YOUR GOAL :: Of all the lines in the material below, how many include the string "Conducted"? Give the number only.

EXCERPTED DATA ::
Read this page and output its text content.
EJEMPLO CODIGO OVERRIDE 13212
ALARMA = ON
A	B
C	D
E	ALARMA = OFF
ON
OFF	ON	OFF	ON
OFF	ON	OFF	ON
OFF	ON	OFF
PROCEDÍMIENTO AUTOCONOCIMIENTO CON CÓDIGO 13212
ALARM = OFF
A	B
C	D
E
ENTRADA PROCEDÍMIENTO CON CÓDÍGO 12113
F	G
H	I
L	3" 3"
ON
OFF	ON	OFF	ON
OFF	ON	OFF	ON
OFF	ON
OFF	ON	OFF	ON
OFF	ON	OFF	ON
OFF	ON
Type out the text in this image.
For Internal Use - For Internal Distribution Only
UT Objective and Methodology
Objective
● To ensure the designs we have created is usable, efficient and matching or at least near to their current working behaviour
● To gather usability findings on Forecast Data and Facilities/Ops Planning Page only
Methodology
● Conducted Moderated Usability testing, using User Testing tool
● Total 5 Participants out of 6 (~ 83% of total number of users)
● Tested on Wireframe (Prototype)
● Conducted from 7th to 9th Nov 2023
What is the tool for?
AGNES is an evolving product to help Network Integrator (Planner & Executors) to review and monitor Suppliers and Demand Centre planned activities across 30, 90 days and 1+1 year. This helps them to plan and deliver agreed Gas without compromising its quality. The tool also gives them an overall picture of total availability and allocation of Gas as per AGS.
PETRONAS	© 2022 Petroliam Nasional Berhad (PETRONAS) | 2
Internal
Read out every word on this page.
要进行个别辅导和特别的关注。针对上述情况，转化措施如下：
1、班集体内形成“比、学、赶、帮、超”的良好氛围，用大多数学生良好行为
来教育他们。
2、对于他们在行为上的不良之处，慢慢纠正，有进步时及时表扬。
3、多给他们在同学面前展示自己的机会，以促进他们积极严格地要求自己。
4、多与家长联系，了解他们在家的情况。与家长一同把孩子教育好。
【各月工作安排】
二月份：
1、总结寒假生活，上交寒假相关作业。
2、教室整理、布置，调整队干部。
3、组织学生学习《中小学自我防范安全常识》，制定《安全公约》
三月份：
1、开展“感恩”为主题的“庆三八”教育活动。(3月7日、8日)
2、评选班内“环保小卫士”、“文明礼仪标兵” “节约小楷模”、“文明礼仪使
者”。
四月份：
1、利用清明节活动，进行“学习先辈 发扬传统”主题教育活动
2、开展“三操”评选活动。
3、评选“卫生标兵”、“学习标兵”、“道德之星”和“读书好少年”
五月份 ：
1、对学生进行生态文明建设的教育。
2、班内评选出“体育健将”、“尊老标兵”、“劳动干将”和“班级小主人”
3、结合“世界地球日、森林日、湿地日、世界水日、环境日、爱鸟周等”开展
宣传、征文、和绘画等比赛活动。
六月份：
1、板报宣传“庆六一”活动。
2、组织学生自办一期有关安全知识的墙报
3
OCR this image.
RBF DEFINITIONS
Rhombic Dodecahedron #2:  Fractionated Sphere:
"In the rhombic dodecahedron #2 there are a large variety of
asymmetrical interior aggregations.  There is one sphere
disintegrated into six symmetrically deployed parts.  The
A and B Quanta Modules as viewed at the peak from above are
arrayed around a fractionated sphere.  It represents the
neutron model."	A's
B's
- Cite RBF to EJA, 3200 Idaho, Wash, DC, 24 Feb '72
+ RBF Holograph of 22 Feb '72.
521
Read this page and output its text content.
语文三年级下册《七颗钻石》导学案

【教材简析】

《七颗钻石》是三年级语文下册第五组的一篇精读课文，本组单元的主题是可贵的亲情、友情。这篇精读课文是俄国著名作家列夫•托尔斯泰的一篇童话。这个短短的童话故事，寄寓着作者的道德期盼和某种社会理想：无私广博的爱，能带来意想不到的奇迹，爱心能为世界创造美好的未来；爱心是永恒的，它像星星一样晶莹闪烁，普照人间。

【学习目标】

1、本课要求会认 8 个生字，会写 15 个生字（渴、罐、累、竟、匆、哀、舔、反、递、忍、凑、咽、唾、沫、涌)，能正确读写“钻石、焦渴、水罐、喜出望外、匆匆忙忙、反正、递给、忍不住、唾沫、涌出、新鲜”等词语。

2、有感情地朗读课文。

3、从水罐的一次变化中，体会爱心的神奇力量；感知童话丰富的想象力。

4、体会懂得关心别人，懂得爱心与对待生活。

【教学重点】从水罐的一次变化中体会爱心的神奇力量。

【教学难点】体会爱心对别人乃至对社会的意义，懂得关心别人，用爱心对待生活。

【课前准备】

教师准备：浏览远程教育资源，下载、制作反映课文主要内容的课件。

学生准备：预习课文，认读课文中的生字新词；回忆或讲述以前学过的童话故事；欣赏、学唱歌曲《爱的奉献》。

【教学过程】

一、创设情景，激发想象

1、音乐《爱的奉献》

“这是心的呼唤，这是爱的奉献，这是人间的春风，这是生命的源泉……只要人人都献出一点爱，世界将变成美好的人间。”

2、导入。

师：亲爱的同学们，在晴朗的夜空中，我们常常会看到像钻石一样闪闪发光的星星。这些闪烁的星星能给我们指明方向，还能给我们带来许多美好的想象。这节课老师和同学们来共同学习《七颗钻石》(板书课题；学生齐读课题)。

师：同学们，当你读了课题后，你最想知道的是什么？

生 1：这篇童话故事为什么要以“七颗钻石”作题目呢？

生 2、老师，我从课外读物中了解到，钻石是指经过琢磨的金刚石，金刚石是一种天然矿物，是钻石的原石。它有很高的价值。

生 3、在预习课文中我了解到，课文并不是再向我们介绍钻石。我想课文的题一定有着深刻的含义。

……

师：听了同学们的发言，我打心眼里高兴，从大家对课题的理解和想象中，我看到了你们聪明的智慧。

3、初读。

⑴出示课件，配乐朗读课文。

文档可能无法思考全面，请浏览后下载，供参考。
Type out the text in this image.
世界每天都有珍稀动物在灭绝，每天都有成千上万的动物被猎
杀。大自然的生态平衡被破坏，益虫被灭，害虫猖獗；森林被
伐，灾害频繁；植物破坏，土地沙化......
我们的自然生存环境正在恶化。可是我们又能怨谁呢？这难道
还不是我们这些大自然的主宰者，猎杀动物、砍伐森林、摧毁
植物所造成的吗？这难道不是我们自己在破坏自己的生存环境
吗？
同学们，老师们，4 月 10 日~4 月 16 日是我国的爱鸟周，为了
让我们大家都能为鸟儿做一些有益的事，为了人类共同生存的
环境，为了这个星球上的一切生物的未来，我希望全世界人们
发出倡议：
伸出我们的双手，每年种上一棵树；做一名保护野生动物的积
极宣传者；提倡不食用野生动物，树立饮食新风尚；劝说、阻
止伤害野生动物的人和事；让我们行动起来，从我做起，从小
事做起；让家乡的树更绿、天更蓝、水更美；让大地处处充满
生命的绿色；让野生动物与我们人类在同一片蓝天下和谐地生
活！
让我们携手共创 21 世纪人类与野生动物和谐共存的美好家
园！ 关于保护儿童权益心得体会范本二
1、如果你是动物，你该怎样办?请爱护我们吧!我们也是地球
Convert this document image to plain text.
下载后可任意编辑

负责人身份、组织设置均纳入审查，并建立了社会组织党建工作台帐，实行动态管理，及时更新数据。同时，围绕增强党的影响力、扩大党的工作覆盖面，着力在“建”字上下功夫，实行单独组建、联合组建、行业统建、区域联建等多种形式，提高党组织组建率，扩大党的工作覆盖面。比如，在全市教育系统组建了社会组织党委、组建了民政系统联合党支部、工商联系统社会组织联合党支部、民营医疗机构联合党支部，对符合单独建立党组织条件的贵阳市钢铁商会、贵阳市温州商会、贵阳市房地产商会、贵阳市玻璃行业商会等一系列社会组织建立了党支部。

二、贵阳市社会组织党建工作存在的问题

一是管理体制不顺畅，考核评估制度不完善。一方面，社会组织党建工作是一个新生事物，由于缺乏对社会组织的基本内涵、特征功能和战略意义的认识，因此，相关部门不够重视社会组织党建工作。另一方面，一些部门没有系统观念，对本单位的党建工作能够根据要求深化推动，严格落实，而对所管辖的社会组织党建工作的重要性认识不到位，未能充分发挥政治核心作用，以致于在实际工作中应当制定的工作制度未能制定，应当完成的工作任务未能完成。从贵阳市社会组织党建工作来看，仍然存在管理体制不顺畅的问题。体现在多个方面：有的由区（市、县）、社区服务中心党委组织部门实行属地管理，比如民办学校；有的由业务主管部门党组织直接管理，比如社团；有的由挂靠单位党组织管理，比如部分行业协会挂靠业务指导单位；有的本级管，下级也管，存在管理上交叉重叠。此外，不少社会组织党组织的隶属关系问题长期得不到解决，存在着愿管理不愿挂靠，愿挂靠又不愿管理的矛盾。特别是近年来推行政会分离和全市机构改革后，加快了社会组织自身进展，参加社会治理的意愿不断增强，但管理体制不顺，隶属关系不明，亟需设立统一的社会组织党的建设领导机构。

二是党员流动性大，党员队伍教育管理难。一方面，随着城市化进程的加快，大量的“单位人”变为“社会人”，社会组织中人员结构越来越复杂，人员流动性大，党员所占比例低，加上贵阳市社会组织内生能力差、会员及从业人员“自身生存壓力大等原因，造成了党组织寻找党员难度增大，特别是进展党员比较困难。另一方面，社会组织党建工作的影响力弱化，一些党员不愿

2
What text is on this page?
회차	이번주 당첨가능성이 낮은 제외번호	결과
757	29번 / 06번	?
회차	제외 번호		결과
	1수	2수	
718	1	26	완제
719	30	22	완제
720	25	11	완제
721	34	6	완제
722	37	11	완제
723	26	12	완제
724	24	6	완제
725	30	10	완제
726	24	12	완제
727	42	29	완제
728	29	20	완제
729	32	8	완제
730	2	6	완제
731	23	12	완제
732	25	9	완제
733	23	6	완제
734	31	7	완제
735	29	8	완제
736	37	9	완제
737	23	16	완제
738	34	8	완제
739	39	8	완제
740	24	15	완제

FULL SOLUTION :: 2